* _Exercise_
Retype all of the data exactly as given.

════════

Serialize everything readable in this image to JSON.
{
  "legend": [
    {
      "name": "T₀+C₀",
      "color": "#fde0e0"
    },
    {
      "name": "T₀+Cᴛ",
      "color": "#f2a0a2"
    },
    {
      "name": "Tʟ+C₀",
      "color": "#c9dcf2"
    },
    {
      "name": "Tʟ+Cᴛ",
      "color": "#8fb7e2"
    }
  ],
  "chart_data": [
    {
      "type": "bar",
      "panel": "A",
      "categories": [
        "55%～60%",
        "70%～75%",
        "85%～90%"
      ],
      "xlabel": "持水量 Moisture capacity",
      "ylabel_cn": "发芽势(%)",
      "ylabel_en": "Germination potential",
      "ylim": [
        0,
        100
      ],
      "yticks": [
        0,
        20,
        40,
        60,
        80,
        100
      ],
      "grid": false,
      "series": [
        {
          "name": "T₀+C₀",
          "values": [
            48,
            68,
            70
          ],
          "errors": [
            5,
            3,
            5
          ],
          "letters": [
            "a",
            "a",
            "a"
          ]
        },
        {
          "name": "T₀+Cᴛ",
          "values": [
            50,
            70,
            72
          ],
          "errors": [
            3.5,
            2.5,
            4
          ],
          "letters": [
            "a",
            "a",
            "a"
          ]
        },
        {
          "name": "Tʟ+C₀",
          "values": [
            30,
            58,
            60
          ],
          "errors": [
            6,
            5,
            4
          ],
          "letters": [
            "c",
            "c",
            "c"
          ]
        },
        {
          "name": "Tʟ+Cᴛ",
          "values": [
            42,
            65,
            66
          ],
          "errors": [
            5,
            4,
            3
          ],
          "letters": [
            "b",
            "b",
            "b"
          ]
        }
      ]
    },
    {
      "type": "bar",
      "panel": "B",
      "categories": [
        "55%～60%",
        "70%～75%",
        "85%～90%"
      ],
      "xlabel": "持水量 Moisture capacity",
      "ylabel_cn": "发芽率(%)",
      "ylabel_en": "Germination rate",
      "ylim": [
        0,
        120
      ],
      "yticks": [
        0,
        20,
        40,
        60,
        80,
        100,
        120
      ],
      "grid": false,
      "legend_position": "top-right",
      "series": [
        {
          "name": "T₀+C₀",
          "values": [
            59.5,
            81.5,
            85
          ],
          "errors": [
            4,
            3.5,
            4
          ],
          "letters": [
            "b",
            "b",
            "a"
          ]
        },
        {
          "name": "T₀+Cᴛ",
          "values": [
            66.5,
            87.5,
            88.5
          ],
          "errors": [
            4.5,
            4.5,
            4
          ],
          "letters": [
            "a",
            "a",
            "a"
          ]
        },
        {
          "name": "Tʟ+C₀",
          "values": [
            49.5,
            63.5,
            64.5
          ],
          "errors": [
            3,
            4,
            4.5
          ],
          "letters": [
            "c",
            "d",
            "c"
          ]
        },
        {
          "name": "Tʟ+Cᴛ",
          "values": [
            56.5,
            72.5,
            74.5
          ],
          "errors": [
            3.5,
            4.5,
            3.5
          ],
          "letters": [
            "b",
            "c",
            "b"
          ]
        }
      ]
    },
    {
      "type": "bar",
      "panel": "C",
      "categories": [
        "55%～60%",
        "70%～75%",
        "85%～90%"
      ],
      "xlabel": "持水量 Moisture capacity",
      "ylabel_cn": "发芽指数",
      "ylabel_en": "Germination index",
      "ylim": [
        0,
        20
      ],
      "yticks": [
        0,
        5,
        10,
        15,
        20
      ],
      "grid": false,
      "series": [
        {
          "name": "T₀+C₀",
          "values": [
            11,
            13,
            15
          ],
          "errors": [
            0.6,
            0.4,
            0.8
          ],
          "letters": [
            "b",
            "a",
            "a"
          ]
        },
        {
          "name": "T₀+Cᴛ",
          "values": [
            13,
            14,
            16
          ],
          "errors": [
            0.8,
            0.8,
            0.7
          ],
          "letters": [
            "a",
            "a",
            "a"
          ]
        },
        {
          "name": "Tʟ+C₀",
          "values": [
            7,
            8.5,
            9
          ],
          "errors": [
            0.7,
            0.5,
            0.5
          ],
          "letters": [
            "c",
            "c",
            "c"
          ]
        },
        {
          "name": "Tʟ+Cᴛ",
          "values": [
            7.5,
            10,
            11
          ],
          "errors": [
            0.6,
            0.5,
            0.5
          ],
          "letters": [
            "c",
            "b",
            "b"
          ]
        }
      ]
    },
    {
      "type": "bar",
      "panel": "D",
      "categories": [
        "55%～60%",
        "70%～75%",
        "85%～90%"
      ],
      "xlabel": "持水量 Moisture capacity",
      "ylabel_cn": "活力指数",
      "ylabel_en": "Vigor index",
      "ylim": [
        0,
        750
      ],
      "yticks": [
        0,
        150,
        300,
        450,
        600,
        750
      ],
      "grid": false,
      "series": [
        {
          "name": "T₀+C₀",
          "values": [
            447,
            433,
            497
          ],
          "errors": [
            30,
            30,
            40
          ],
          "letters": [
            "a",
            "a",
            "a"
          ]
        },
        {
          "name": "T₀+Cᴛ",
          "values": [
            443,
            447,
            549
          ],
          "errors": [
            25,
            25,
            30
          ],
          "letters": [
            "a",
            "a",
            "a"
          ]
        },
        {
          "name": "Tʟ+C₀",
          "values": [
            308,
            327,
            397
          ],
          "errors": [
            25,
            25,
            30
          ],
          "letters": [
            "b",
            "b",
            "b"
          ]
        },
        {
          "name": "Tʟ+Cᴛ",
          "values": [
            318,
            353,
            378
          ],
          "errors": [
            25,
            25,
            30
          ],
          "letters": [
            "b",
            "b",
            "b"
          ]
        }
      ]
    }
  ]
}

════════

* _Finished task_
Serialize everything readable in this image to JSON.
{
  "legend": [
    {
      "name": "T₀+C₀",
      "color": "#fde0e0"
    },
    {
      "name": "T₀+Cᴛ",
      "color": "#f2a0a2"
    },
    {
      "name": "Tʟ+C₀",
      "color": "#c9dcf2"
    },
    {
      "name": "Tʟ+Cᴛ",
      "color": "#8fb7e2"
    }
  ],
  "chart_data": [
    {
      "type": "bar",
      "panel": "A",
      "categories": [
        "55%～60%",
        "70%～75%",
        "85%～90%"
      ],
      "xlabel": "持水量 Moisture capacity",
      "ylabel_cn": "发芽势(%)",
      "ylabel_en": "Germination potential",
      "ylim": [
        0,
        100
      ],
      "yticks": [
        0,
        20,
        40,
        60,
        80,
        100
      ],
      "grid": false,
      "series": [
        {
          "name": "T₀+C₀",
          "values": [
            48,
            68,
            70
          ],
          "errors": [
            5,
            3,
            5
          ],
          "letters": [
            "a",
            "a",
            "a"
          ]
        },
        {
          "name": "T₀+Cᴛ",
          "values": [
            50,
            70,
            72
          ],
          "errors": [
            3.5,
            2.5,
            4
          ],
          "letters": [
            "a",
            "a",
            "a"
          ]
        },
        {
          "name": "Tʟ+C₀",
          "values": [
            30,
            58,
            60
          ],
          "errors": [
            6,
            5,
            4
          ],
          "letters": [
            "c",
            "c",
            "c"
          ]
        },
        {
          "name": "Tʟ+Cᴛ",
          "values": [
            42,
            65,
            66
          ],
          "errors": [
            5,
            4,
            3
          ],
          "letters": [
            "b",
            "b",
            "b"
          ]
        }
      ]
    },
    {
      "type": "bar",
      "panel": "B",
      "categories": [
        "55%～60%",
        "70%～75%",
        "85%～90%"
      ],
      "xlabel": "持水量 Moisture capacity",
      "ylabel_cn": "发芽率(%)",
      "ylabel_en": "Germination rate",
      "ylim": [
        0,
        120
      ],
      "yticks": [
        0,
        20,
        40,
        60,
        80,
        100,
        120
      ],
      "grid": false,
      "legend_position": "top-right",
      "series": [
        {
          "name": "T₀+C₀",
          "values": [
            59.5,
            81.5,
            85
          ],
          "errors": [
            4,
            3.5,
            4
          ],
          "letters": [
            "b",
            "b",
            "a"
          ]
        },
        {
          "name": "T₀+Cᴛ",
          "values": [
            66.5,
            87.5,
            88.5
          ],
          "errors": [
            4.5,
            4.5,
            4
          ],
          "letters": [
            "a",
            "a",
            "a"
          ]
        },
        {
          "name": "Tʟ+C₀",
          "values": [
            49.5,
            63.5,
            64.5
          ],
          "errors": [
            3,
            4,
            4.5
          ],
          "letters": [
            "c",
            "d",
            "c"
          ]
        },
        {
          "name": "Tʟ+Cᴛ",
          "values": [
            56.5,
            72.5,
            74.5
          ],
          "errors": [
            3.5,
            4.5,
            3.5
          ],
          "letters": [
            "b",
            "c",
            "b"
          ]
        }
      ]
    },
    {
      "type": "bar",
      "panel": "C",
      "categories": [
        "55%～60%",
        "70%～75%",
        "85%～90%"
      ],
      "xlabel": "持水量 Moisture capacity",
      "ylabel_cn": "发芽指数",
      "ylabel_en": "Germination index",
      "ylim": [
        0,
        20
      ],
      "yticks": [
        0,
        5,
        10,
        15,
        20
      ],
      "grid": false,
      "series": [
        {
          "name": "T₀+C₀",
          "values": [
            11,
            13,
            15
          ],
          "errors": [
            0.6,
            0.4,
            0.8
          ],
          "letters": [
            "b",
            "a",
            "a"
          ]
        },
        {
          "name": "T₀+Cᴛ",
          "values": [
            13,
            14,
            16
          ],
          "errors": [
            0.8,
            0.8,
            0.7
          ],
          "letters": [
            "a",
            "a",
            "a"
          ]
        },
        {
          "name": "Tʟ+C₀",
          "values": [
            7,
            8.5,
            9
          ],
          "errors": [
            0.7,
            0.5,
            0.5
          ],
          "letters": [
            "c",
            "c",
            "c"
          ]
        },
        {
          "name": "Tʟ+Cᴛ",
          "values": [
            7.5,
            10,
            11
          ],
          "errors": [
            0.6,
            0.5,
            0.5
          ],
          "letters": [
            "c",
            "b",
            "b"
          ]
        }
      ]
    },
    {
      "type": "bar",
      "panel": "D",
      "categories": [
        "55%～60%",
        "70%～75%",
        "85%～90%"
      ],
      "xlabel": "持水量 Moisture capacity",
      "ylabel_cn": "活力指数",
      "ylabel_en": "Vigor index",
      "ylim": [
        0,
        750
      ],
      "yticks": [
        0,
        150,
        300,
        450,
        600,
        750
      ],
      "grid": false,
      "series": [
        {
          "name": "T₀+C₀",
          "values": [
            447,
            433,
            497
          ],
          "errors": [
            30,
            30,
            40
          ],
          "letters": [
            "a",
            "a",
            "a"
          ]
        },
        {
          "name": "T₀+Cᴛ",
          "values": [
            443,
            447,
            549
          ],
          "errors": [
            25,
            25,
            30
          ],
          "letters": [
            "a",
            "a",
            "a"
          ]
        },
        {
          "name": "Tʟ+C₀",
          "values": [
            308,
            327,
            397
          ],
          "errors": [
            25,
            25,
            30
          ],
          "letters": [
            "b",
            "b",
            "b"
          ]
        },
        {
          "name": "Tʟ+Cᴛ",
          "values": [
            318,
            353,
            378
          ],
          "errors": [
            25,
            25,
            30
          ],
          "letters": [
            "b",
            "b",
            "b"
          ]
        }
      ]
    }
  ]
}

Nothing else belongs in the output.